* START PROVIDED INFORMATION *

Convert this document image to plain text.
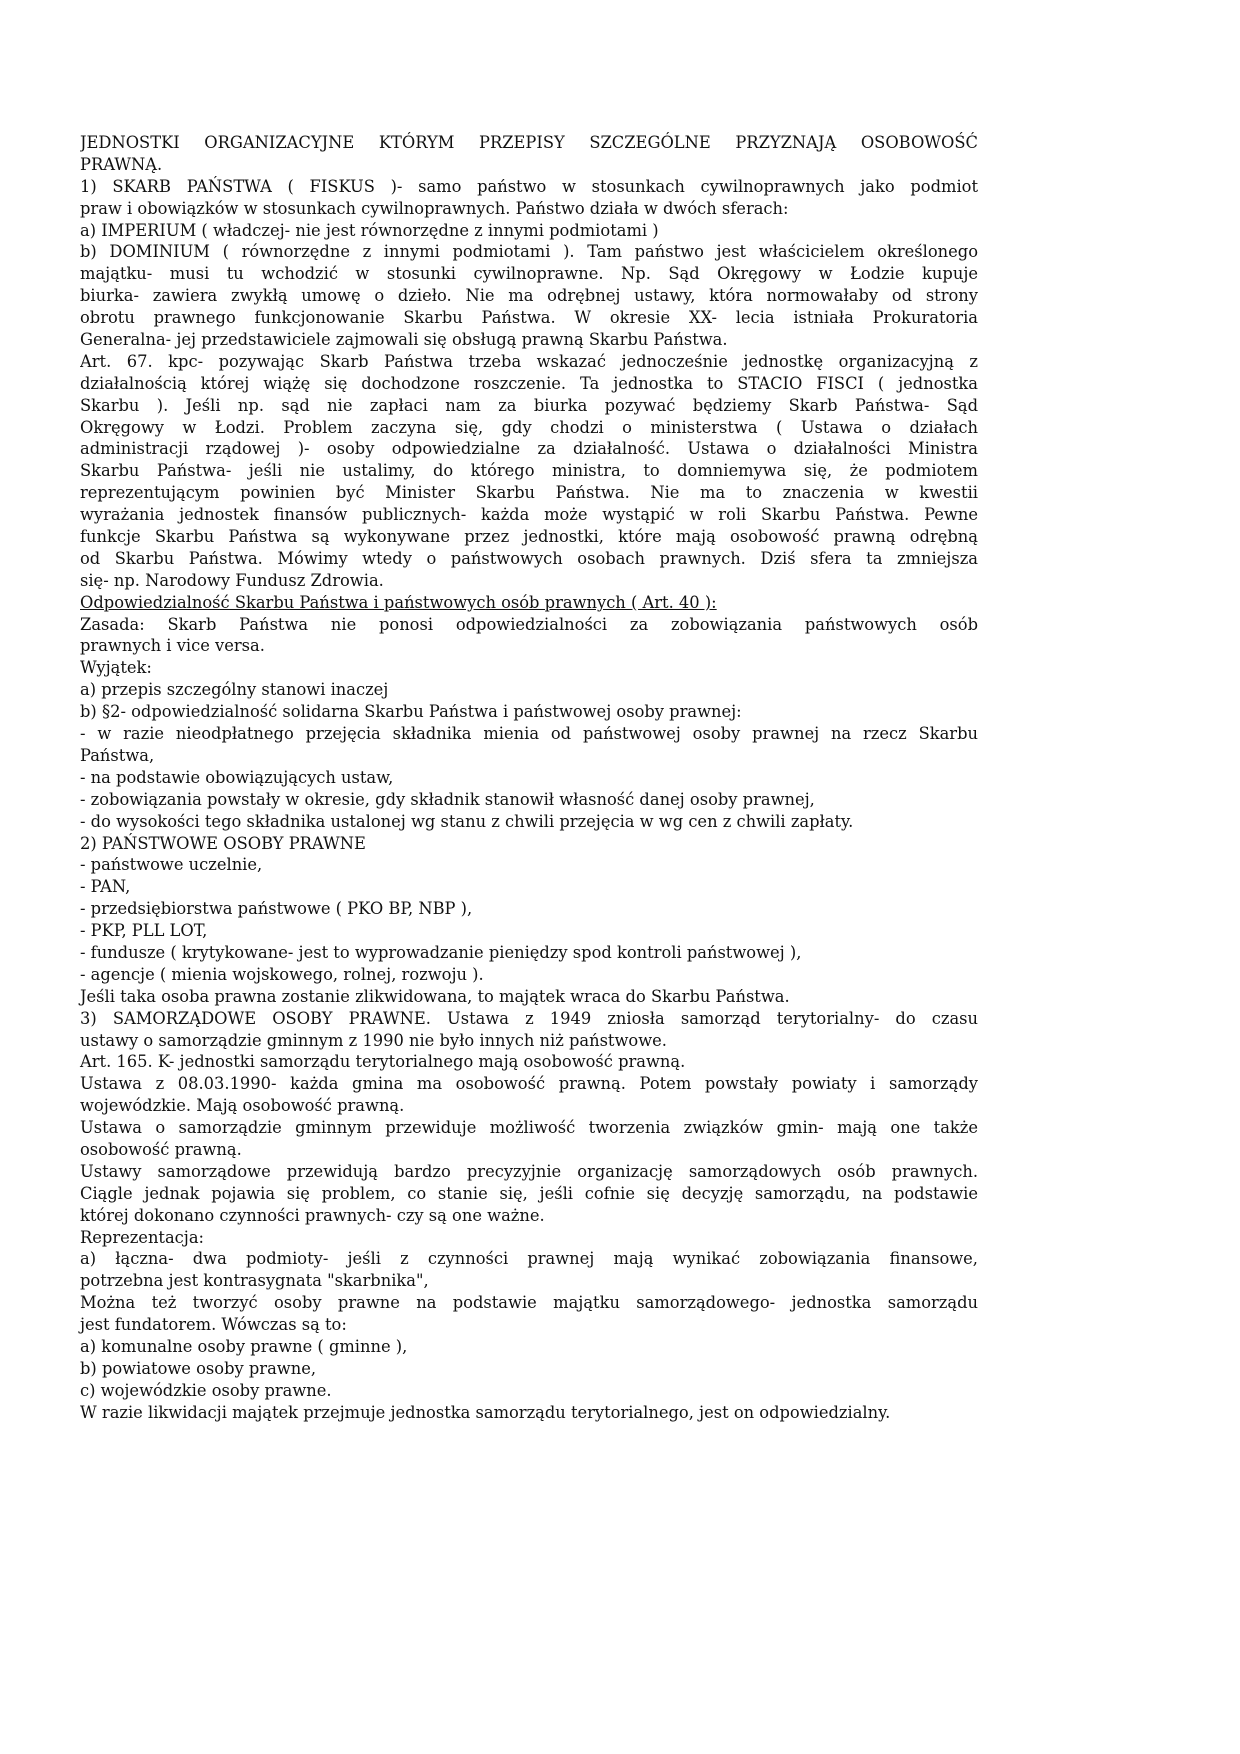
JEDNOSTKI ORGANIZACYJNE KTÓRYM PRZEPISY SZCZEGÓLNE PRZYZNAJĄ OSOBOWOŚĆ
PRAWNĄ.
1) SKARB PAŃSTWA ( FISKUS )- samo państwo w stosunkach cywilnoprawnych jako podmiot
praw i obowiązków w stosunkach cywilnoprawnych. Państwo działa w dwóch sferach:
a) IMPERIUM ( władczej- nie jest równorzędne z innymi podmiotami )
b) DOMINIUM ( równorzędne z innymi podmiotami ). Tam państwo jest właścicielem określonego
majątku- musi tu wchodzić w stosunki cywilnoprawne. Np. Sąd Okręgowy w Łodzie kupuje
biurka- zawiera zwykłą umowę o dzieło. Nie ma odrębnej ustawy, która normowałaby od strony
obrotu prawnego funkcjonowanie Skarbu Państwa. W okresie XX- lecia istniała Prokuratoria
Generalna- jej przedstawiciele zajmowali się obsługą prawną Skarbu Państwa.
Art. 67. kpc- pozywając Skarb Państwa trzeba wskazać jednocześnie jednostkę organizacyjną z
działalnością której wiążę się dochodzone roszczenie. Ta jednostka to STACIO FISCI ( jednostka
Skarbu ). Jeśli np. sąd nie zapłaci nam za biurka pozywać będziemy Skarb Państwa- Sąd
Okręgowy w Łodzi. Problem zaczyna się, gdy chodzi o ministerstwa ( Ustawa o działach
administracji rządowej )- osoby odpowiedzialne za działalność. Ustawa o działalności Ministra
Skarbu Państwa- jeśli nie ustalimy, do którego ministra, to domniemywa się, że podmiotem
reprezentującym powinien być Minister Skarbu Państwa. Nie ma to znaczenia w kwestii
wyrażania jednostek finansów publicznych- każda może wystąpić w roli Skarbu Państwa. Pewne
funkcje Skarbu Państwa są wykonywane przez jednostki, które mają osobowość prawną odrębną
od Skarbu Państwa. Mówimy wtedy o państwowych osobach prawnych. Dziś sfera ta zmniejsza
się- np. Narodowy Fundusz Zdrowia.
Odpowiedzialność Skarbu Państwa i państwowych osób prawnych ( Art. 40 ):
Zasada: Skarb Państwa nie ponosi odpowiedzialności za zobowiązania państwowych osób
prawnych i vice versa.
Wyjątek:
a) przepis szczególny stanowi inaczej
b) §2- odpowiedzialność solidarna Skarbu Państwa i państwowej osoby prawnej:
- w razie nieodpłatnego przejęcia składnika mienia od państwowej osoby prawnej na rzecz Skarbu
Państwa,
- na podstawie obowiązujących ustaw,
- zobowiązania powstały w okresie, gdy składnik stanowił własność danej osoby prawnej,
- do wysokości tego składnika ustalonej wg stanu z chwili przejęcia w wg cen z chwili zapłaty.
2) PAŃSTWOWE OSOBY PRAWNE
- państwowe uczelnie,
- PAN,
- przedsiębiorstwa państwowe ( PKO BP, NBP ),
- PKP, PLL LOT,
- fundusze ( krytykowane- jest to wyprowadzanie pieniędzy spod kontroli państwowej ),
- agencje ( mienia wojskowego, rolnej, rozwoju ).
Jeśli taka osoba prawna zostanie zlikwidowana, to majątek wraca do Skarbu Państwa.
3) SAMORZĄDOWE OSOBY PRAWNE. Ustawa z 1949 zniosła samorząd terytorialny- do czasu
ustawy o samorządzie gminnym z 1990 nie było innych niż państwowe.
Art. 165. K- jednostki samorządu terytorialnego mają osobowość prawną.
Ustawa z 08.03.1990- każda gmina ma osobowość prawną. Potem powstały powiaty i samorządy
wojewódzkie. Mają osobowość prawną.
Ustawa o samorządzie gminnym przewiduje możliwość tworzenia związków gmin- mają one także
osobowość prawną.
Ustawy samorządowe przewidują bardzo precyzyjnie organizację samorządowych osób prawnych.
Ciągle jednak pojawia się problem, co stanie się, jeśli cofnie się decyzję samorządu, na podstawie
której dokonano czynności prawnych- czy są one ważne.
Reprezentacja:
a) łączna- dwa podmioty- jeśli z czynności prawnej mają wynikać zobowiązania finansowe,
potrzebna jest kontrasygnata "skarbnika",
Można też tworzyć osoby prawne na podstawie majątku samorządowego- jednostka samorządu
jest fundatorem. Wówczas są to:
a) komunalne osoby prawne ( gminne ),
b) powiatowe osoby prawne,
c) wojewódzkie osoby prawne.
W razie likwidacji majątek przejmuje jednostka samorządu terytorialnego, jest on odpowiedzialny.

* END PROVIDED INFORMATION *

> **YOUR GOAL**:
Return the whole listing, word for word, and leave out every picture.

> **RESPONSE**:
Convert this document image to plain text.
JEDNOSTKI ORGANIZACYJNE KTÓRYM PRZEPISY SZCZEGÓLNE PRZYZNAJĄ OSOBOWOŚĆ
PRAWNĄ.
1) SKARB PAŃSTWA ( FISKUS )- samo państwo w stosunkach cywilnoprawnych jako podmiot
praw i obowiązków w stosunkach cywilnoprawnych. Państwo działa w dwóch sferach:
a) IMPERIUM ( władczej- nie jest równorzędne z innymi podmiotami )
b) DOMINIUM ( równorzędne z innymi podmiotami ). Tam państwo jest właścicielem określonego
majątku- musi tu wchodzić w stosunki cywilnoprawne. Np. Sąd Okręgowy w Łodzie kupuje
biurka- zawiera zwykłą umowę o dzieło. Nie ma odrębnej ustawy, która normowałaby od strony
obrotu prawnego funkcjonowanie Skarbu Państwa. W okresie XX- lecia istniała Prokuratoria
Generalna- jej przedstawiciele zajmowali się obsługą prawną Skarbu Państwa.
Art. 67. kpc- pozywając Skarb Państwa trzeba wskazać jednocześnie jednostkę organizacyjną z
działalnością której wiążę się dochodzone roszczenie. Ta jednostka to STACIO FISCI ( jednostka
Skarbu ). Jeśli np. sąd nie zapłaci nam za biurka pozywać będziemy Skarb Państwa- Sąd
Okręgowy w Łodzi. Problem zaczyna się, gdy chodzi o ministerstwa ( Ustawa o działach
administracji rządowej )- osoby odpowiedzialne za działalność. Ustawa o działalności Ministra
Skarbu Państwa- jeśli nie ustalimy, do którego ministra, to domniemywa się, że podmiotem
reprezentującym powinien być Minister Skarbu Państwa. Nie ma to znaczenia w kwestii
wyrażania jednostek finansów publicznych- każda może wystąpić w roli Skarbu Państwa. Pewne
funkcje Skarbu Państwa są wykonywane przez jednostki, które mają osobowość prawną odrębną
od Skarbu Państwa. Mówimy wtedy o państwowych osobach prawnych. Dziś sfera ta zmniejsza
się- np. Narodowy Fundusz Zdrowia.
Odpowiedzialność Skarbu Państwa i państwowych osób prawnych ( Art. 40 ):
Zasada: Skarb Państwa nie ponosi odpowiedzialności za zobowiązania państwowych osób
prawnych i vice versa.
Wyjątek:
a) przepis szczególny stanowi inaczej
b) §2- odpowiedzialność solidarna Skarbu Państwa i państwowej osoby prawnej:
- w razie nieodpłatnego przejęcia składnika mienia od państwowej osoby prawnej na rzecz Skarbu
Państwa,
- na podstawie obowiązujących ustaw,
- zobowiązania powstały w okresie, gdy składnik stanowił własność danej osoby prawnej,
- do wysokości tego składnika ustalonej wg stanu z chwili przejęcia w wg cen z chwili zapłaty.
2) PAŃSTWOWE OSOBY PRAWNE
- państwowe uczelnie,
- PAN,
- przedsiębiorstwa państwowe ( PKO BP, NBP ),
- PKP, PLL LOT,
- fundusze ( krytykowane- jest to wyprowadzanie pieniędzy spod kontroli państwowej ),
- agencje ( mienia wojskowego, rolnej, rozwoju ).
Jeśli taka osoba prawna zostanie zlikwidowana, to majątek wraca do Skarbu Państwa.
3) SAMORZĄDOWE OSOBY PRAWNE. Ustawa z 1949 zniosła samorząd terytorialny- do czasu
ustawy o samorządzie gminnym z 1990 nie było innych niż państwowe.
Art. 165. K- jednostki samorządu terytorialnego mają osobowość prawną.
Ustawa z 08.03.1990- każda gmina ma osobowość prawną. Potem powstały powiaty i samorządy
wojewódzkie. Mają osobowość prawną.
Ustawa o samorządzie gminnym przewiduje możliwość tworzenia związków gmin- mają one także
osobowość prawną.
Ustawy samorządowe przewidują bardzo precyzyjnie organizację samorządowych osób prawnych.
Ciągle jednak pojawia się problem, co stanie się, jeśli cofnie się decyzję samorządu, na podstawie
której dokonano czynności prawnych- czy są one ważne.
Reprezentacja:
a) łączna- dwa podmioty- jeśli z czynności prawnej mają wynikać zobowiązania finansowe,
potrzebna jest kontrasygnata "skarbnika",
Można też tworzyć osoby prawne na podstawie majątku samorządowego- jednostka samorządu
jest fundatorem. Wówczas są to:
a) komunalne osoby prawne ( gminne ),
b) powiatowe osoby prawne,
c) wojewódzkie osoby prawne.
W razie likwidacji majątek przejmuje jednostka samorządu terytorialnego, jest on odpowiedzialny.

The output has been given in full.